En el arte de aporrear teorías, hay que decirlo, los alemanes son muy buenos. Desplieguen este hilo tuitero -¡gracias por compartirlo, Albert Comellas!— que hilvana el economista Jens Südekum, en el que viene a celebrar el visto bueno para publicación a un estudio que él y sus colegas llevan intentando que vea la luz desde hace cuatro años. Hasta la aceptación de la Journal of the European Economic Association, el trabajo, con el título El ajuste de los mercados de trabajo a los robots, solo conocía el rechazo de las revistas. “Oh, sí, sus resultados son realmente interesantes y convincentes, pero son específicos del caso alemán. ¿Qué podemos aprender de ellos?”, les contestó uno de los varios referees -evaluadores de artículos científicos- que se resistieron al texto. Semejantes desplantes por sesgo de nacionalidad los que conoce bien la ciencia española. Pregúntele al alicantino Francis Mojica.
Ante el auge de la inteligencia artificial y demás tecnologías de automatización, los autores responden con un rotundo “no” a la pregunta de si los robots destruyen puestos de trabajo y provocan desempleo masivo, partiendo de un campo empírico poco analizado, el de la adaptación de los trabajadores y las empresas. El estudio recoge la experiencia alemana, cuyo tejido industrial se encuentra entre los más robotizados del mundo, un proceso que empezó a intensificarse en la década de los 90 y en el que los comités de empresa estuvieron muy atentos. Muchos de los pasos de la cadena de producción que antes realizaban los humanos (el montaje de automóviles), ahora eran pasto para los robots, pero las empresas no despidieron a los trabajadores desplazados. Los retuvieron y volvieron a capacitar, y la mayoría terminó realizando tareas nuevas y más complejas.
“Las empresas optaron por el ‘capital humano específico de la empresa’. Hay evidencia de que la estrategia de jubilación se eligió con mayor frecuencia en regiones con mayor densidad de afiliados sindicales, lo que refleja algún tipo de acuerdo entre la dirección y los comités de empresa. Así, los empresarios aceptaron a los mayores a cambio de futuras demandas salariales suavizadas. Al final, Alemania parece haber digerido el auge de los robots mejor que Estados Unidos, a pesar de que esté mucho más robotizada”, resume Südekum, cuyos resultados apuntan a una fuerte interacción entre los agentes del mercado laboral.

### Datos disponibles
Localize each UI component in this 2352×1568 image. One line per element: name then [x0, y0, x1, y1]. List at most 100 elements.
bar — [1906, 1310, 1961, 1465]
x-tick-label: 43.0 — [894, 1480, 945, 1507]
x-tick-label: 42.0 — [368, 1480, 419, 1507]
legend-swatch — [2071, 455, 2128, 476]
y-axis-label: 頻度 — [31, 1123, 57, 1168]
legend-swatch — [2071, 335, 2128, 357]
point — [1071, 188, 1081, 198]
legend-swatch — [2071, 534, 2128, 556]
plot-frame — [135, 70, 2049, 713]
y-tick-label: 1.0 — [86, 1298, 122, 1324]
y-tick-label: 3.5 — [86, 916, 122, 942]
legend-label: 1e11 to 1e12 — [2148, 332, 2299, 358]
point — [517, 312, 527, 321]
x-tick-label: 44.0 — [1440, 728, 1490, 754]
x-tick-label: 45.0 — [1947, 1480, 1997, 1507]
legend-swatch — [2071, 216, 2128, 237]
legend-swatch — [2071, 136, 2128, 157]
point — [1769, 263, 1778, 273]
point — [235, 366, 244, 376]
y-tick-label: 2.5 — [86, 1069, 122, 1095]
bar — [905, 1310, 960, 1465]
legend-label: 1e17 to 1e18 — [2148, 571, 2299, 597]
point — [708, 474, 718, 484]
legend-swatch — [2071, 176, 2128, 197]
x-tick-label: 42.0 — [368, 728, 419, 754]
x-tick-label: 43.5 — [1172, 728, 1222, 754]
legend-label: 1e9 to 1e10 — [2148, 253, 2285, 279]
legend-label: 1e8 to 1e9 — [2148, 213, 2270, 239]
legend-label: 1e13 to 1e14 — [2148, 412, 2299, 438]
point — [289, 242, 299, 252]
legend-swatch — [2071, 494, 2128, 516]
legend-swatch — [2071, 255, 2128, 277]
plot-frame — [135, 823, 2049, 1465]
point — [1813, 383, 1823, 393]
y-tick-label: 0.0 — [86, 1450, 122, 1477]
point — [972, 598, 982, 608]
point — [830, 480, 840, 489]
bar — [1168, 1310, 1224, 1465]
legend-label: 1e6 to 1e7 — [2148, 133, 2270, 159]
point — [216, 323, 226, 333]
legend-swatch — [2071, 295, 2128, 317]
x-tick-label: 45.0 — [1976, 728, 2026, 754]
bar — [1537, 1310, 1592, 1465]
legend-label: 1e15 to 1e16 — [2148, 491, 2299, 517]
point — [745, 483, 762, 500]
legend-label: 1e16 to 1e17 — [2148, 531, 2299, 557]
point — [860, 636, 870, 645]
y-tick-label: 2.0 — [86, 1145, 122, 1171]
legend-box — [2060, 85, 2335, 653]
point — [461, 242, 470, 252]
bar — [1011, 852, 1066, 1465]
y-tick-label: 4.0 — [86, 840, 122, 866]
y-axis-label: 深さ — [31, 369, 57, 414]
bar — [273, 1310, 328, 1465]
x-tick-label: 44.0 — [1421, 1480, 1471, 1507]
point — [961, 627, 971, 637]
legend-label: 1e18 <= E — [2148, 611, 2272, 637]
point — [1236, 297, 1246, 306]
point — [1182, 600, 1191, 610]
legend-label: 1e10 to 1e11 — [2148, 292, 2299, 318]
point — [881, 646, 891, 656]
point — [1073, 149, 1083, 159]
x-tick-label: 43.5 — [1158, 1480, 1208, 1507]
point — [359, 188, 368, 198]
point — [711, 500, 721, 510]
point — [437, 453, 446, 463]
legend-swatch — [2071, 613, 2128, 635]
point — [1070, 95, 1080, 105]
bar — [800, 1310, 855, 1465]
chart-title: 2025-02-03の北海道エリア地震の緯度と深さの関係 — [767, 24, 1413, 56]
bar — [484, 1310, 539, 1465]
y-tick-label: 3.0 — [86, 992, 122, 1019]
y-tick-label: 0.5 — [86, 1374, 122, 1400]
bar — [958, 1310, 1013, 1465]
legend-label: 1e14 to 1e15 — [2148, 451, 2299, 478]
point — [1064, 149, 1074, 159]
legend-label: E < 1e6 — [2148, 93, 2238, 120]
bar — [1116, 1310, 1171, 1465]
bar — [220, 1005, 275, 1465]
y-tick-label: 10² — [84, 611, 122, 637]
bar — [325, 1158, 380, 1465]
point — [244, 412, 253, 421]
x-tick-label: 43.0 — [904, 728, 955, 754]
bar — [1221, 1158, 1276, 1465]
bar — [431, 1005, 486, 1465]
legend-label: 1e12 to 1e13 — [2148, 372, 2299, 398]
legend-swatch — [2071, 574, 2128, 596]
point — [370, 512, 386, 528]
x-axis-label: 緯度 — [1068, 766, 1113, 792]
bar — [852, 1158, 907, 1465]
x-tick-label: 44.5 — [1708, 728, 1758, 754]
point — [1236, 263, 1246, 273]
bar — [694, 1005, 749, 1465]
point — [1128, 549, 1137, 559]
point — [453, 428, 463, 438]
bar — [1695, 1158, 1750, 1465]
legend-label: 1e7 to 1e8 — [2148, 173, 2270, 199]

### Tareas del ejercicio
1. Reproduce todo el pasaje del texto sobre los robots y el empleo, desde "Ante el auge" hasta "y más complejas.".
2. Según el texto sobre los robots y el empleo, ¿qué revista aceptó publicar el estudio de Südekum y sus colegas?

### Respuestas escritas
1.
Ante el auge de la inteligencia artificial y demás tecnologías de automatización, los autores responden con un rotundo “no” a la pregunta de si los robots destruyen puestos de trabajo y provocan desempleo masivo, partiendo de un campo empírico poco analizado, el de la adaptación de los trabajadores y las empresas. El estudio recoge la experiencia alemana, cuyo tejido industrial se encuentra entre los más robotizados del mundo, un proceso que empezó a intensificarse en la década de los 90 y en el que los comités de empresa estuvieron muy atentos. Muchos de los pasos de la cadena de producción que antes realizaban los humanos (el montaje de automóviles), ahora eran pasto para los robots, pero las empresas no despidieron a los trabajadores desplazados. Los retuvieron y volvieron a capacitar, y la mayoría terminó realizando tareas nuevas y más complejas.

2. La Journal of the European Economic Association.